Your answer must be an exact copy of the records, minus any pictures.

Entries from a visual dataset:
· · ·

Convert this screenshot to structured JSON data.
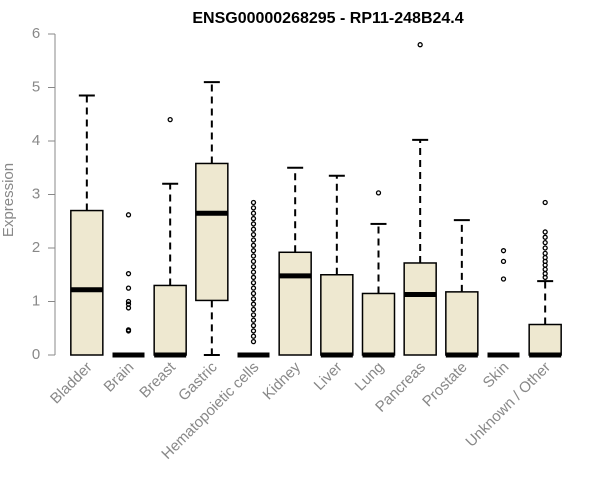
{
  "chart_data": {
    "type": "boxplot",
    "title": "ENSG00000268295 - RP11-248B24.4",
    "ylabel": "Expression",
    "ylim": [
      0,
      6
    ],
    "yticks": [
      0,
      1,
      2,
      3,
      4,
      5,
      6
    ],
    "box_fill": "#EEE8D0",
    "box_stroke": "#000000",
    "categories": [
      "Bladder",
      "Brain",
      "Breast",
      "Gastric",
      "Hematopoietic cells",
      "Kidney",
      "Liver",
      "Lung",
      "Pancreas",
      "Prostate",
      "Skin",
      "Unknown / Other"
    ],
    "boxes": [
      {
        "q1": 0,
        "median": 1.22,
        "q3": 2.7,
        "whisker_low": 0,
        "whisker_high": 4.85,
        "outliers": []
      },
      {
        "q1": 0,
        "median": 0,
        "q3": 0,
        "whisker_low": 0,
        "whisker_high": 0,
        "outliers": [
          0.45,
          0.47,
          0.88,
          0.95,
          1.0,
          1.25,
          1.52,
          2.62
        ]
      },
      {
        "q1": 0,
        "median": 0,
        "q3": 1.3,
        "whisker_low": 0,
        "whisker_high": 3.2,
        "outliers": [
          4.4
        ]
      },
      {
        "q1": 1.02,
        "median": 2.65,
        "q3": 3.58,
        "whisker_low": 0,
        "whisker_high": 5.1,
        "outliers": []
      },
      {
        "q1": 0,
        "median": 0,
        "q3": 0,
        "whisker_low": 0,
        "whisker_high": 0,
        "outliers": [
          0.25,
          0.35,
          0.45,
          0.55,
          0.65,
          0.75,
          0.85,
          0.95,
          1.05,
          1.15,
          1.25,
          1.35,
          1.45,
          1.55,
          1.65,
          1.75,
          1.85,
          1.95,
          2.05,
          2.15,
          2.25,
          2.35,
          2.45,
          2.55,
          2.65,
          2.75,
          2.85
        ]
      },
      {
        "q1": 0,
        "median": 1.48,
        "q3": 1.92,
        "whisker_low": 0,
        "whisker_high": 3.5,
        "outliers": []
      },
      {
        "q1": 0,
        "median": 0,
        "q3": 1.5,
        "whisker_low": 0,
        "whisker_high": 3.35,
        "outliers": []
      },
      {
        "q1": 0,
        "median": 0,
        "q3": 1.15,
        "whisker_low": 0,
        "whisker_high": 2.45,
        "outliers": [
          3.03
        ]
      },
      {
        "q1": 0,
        "median": 1.13,
        "q3": 1.72,
        "whisker_low": 0,
        "whisker_high": 4.02,
        "outliers": [
          5.8
        ]
      },
      {
        "q1": 0,
        "median": 0,
        "q3": 1.18,
        "whisker_low": 0,
        "whisker_high": 2.52,
        "outliers": []
      },
      {
        "q1": 0,
        "median": 0,
        "q3": 0,
        "whisker_low": 0,
        "whisker_high": 0,
        "outliers": [
          1.42,
          1.75,
          1.95
        ]
      },
      {
        "q1": 0,
        "median": 0,
        "q3": 0.57,
        "whisker_low": 0,
        "whisker_high": 1.38,
        "outliers": [
          1.45,
          1.52,
          1.6,
          1.68,
          1.75,
          1.82,
          1.9,
          2.0,
          2.1,
          2.2,
          2.3,
          2.85
        ]
      }
    ]
  }
}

· · ·

→ **Task answer**:
Convert this screenshot to structured JSON data.
{
  "chart_data": {
    "type": "boxplot",
    "title": "ENSG00000268295 - RP11-248B24.4",
    "ylabel": "Expression",
    "ylim": [
      0,
      6
    ],
    "yticks": [
      0,
      1,
      2,
      3,
      4,
      5,
      6
    ],
    "box_fill": "#EEE8D0",
    "box_stroke": "#000000",
    "categories": [
      "Bladder",
      "Brain",
      "Breast",
      "Gastric",
      "Hematopoietic cells",
      "Kidney",
      "Liver",
      "Lung",
      "Pancreas",
      "Prostate",
      "Skin",
      "Unknown / Other"
    ],
    "boxes": [
      {
        "q1": 0,
        "median": 1.22,
        "q3": 2.7,
        "whisker_low": 0,
        "whisker_high": 4.85,
        "outliers": []
      },
      {
        "q1": 0,
        "median": 0,
        "q3": 0,
        "whisker_low": 0,
        "whisker_high": 0,
        "outliers": [
          0.45,
          0.47,
          0.88,
          0.95,
          1.0,
          1.25,
          1.52,
          2.62
        ]
      },
      {
        "q1": 0,
        "median": 0,
        "q3": 1.3,
        "whisker_low": 0,
        "whisker_high": 3.2,
        "outliers": [
          4.4
        ]
      },
      {
        "q1": 1.02,
        "median": 2.65,
        "q3": 3.58,
        "whisker_low": 0,
        "whisker_high": 5.1,
        "outliers": []
      },
      {
        "q1": 0,
        "median": 0,
        "q3": 0,
        "whisker_low": 0,
        "whisker_high": 0,
        "outliers": [
          0.25,
          0.35,
          0.45,
          0.55,
          0.65,
          0.75,
          0.85,
          0.95,
          1.05,
          1.15,
          1.25,
          1.35,
          1.45,
          1.55,
          1.65,
          1.75,
          1.85,
          1.95,
          2.05,
          2.15,
          2.25,
          2.35,
          2.45,
          2.55,
          2.65,
          2.75,
          2.85
        ]
      },
      {
        "q1": 0,
        "median": 1.48,
        "q3": 1.92,
        "whisker_low": 0,
        "whisker_high": 3.5,
        "outliers": []
      },
      {
        "q1": 0,
        "median": 0,
        "q3": 1.5,
        "whisker_low": 0,
        "whisker_high": 3.35,
        "outliers": []
      },
      {
        "q1": 0,
        "median": 0,
        "q3": 1.15,
        "whisker_low": 0,
        "whisker_high": 2.45,
        "outliers": [
          3.03
        ]
      },
      {
        "q1": 0,
        "median": 1.13,
        "q3": 1.72,
        "whisker_low": 0,
        "whisker_high": 4.02,
        "outliers": [
          5.8
        ]
      },
      {
        "q1": 0,
        "median": 0,
        "q3": 1.18,
        "whisker_low": 0,
        "whisker_high": 2.52,
        "outliers": []
      },
      {
        "q1": 0,
        "median": 0,
        "q3": 0,
        "whisker_low": 0,
        "whisker_high": 0,
        "outliers": [
          1.42,
          1.75,
          1.95
        ]
      },
      {
        "q1": 0,
        "median": 0,
        "q3": 0.57,
        "whisker_low": 0,
        "whisker_high": 1.38,
        "outliers": [
          1.45,
          1.52,
          1.6,
          1.68,
          1.75,
          1.82,
          1.9,
          2.0,
          2.1,
          2.2,
          2.3,
          2.85
        ]
      }
    ]
  }
}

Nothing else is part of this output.